## WRITTEN PROBLEM
Locate all lines in the data below that hold "STATE" and show them.

Start

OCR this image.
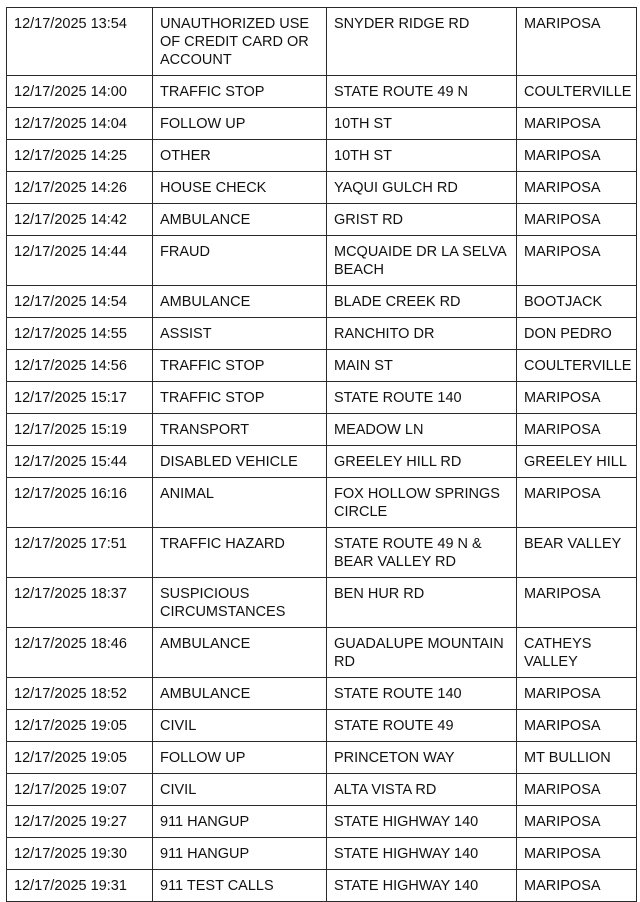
12/17/2025 13:54	UNAUTHORIZED USE OF CREDIT CARD OR ACCOUNT	SNYDER RIDGE RD	MARIPOSA
12/17/2025 14:00	TRAFFIC STOP	STATE ROUTE 49 N	COULTERVILLE
12/17/2025 14:04	FOLLOW UP	10TH ST	MARIPOSA
12/17/2025 14:25	OTHER	10TH ST	MARIPOSA
12/17/2025 14:26	HOUSE CHECK	YAQUI GULCH RD	MARIPOSA
12/17/2025 14:42	AMBULANCE	GRIST RD	MARIPOSA
12/17/2025 14:44	FRAUD	MCQUAIDE DR LA SELVA BEACH	MARIPOSA
12/17/2025 14:54	AMBULANCE	BLADE CREEK RD	BOOTJACK
12/17/2025 14:55	ASSIST	RANCHITO DR	DON PEDRO
12/17/2025 14:56	TRAFFIC STOP	MAIN ST	COULTERVILLE
12/17/2025 15:17	TRAFFIC STOP	STATE ROUTE 140	MARIPOSA
12/17/2025 15:19	TRANSPORT	MEADOW LN	MARIPOSA
12/17/2025 15:44	DISABLED VEHICLE	GREELEY HILL RD	GREELEY HILL
12/17/2025 16:16	ANIMAL	FOX HOLLOW SPRINGS CIRCLE	MARIPOSA
12/17/2025 17:51	TRAFFIC HAZARD	STATE ROUTE 49 N & BEAR VALLEY RD	BEAR VALLEY
12/17/2025 18:37	SUSPICIOUS CIRCUMSTANCES	BEN HUR RD	MARIPOSA
12/17/2025 18:46	AMBULANCE	GUADALUPE MOUNTAIN RD	CATHEYS VALLEY
12/17/2025 18:52	AMBULANCE	STATE ROUTE 140	MARIPOSA
12/17/2025 19:05	CIVIL	STATE ROUTE 49	MARIPOSA
12/17/2025 19:05	FOLLOW UP	PRINCETON WAY	MT BULLION
12/17/2025 19:07	CIVIL	ALTA VISTA RD	MARIPOSA
12/17/2025 19:27	911 HANGUP	STATE HIGHWAY 140	MARIPOSA
12/17/2025 19:30	911 HANGUP	STATE HIGHWAY 140	MARIPOSA
12/17/2025 19:31	911 TEST CALLS	STATE HIGHWAY 140	MARIPOSA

End

## CORRECT RESULT
12/17/2025 14:00	TRAFFIC STOP	STATE ROUTE 49 N	COULTERVILLE
12/17/2025 15:17	TRAFFIC STOP	STATE ROUTE 140	MARIPOSA
12/17/2025 17:51	TRAFFIC HAZARD	STATE ROUTE 49 N & BEAR VALLEY RD	BEAR VALLEY
12/17/2025 18:52	AMBULANCE	STATE ROUTE 140	MARIPOSA
12/17/2025 19:05	CIVIL	STATE ROUTE 49	MARIPOSA
12/17/2025 19:27	911 HANGUP	STATE HIGHWAY 140	MARIPOSA
12/17/2025 19:30	911 HANGUP	STATE HIGHWAY 140	MARIPOSA
12/17/2025 19:31	911 TEST CALLS	STATE HIGHWAY 140	MARIPOSA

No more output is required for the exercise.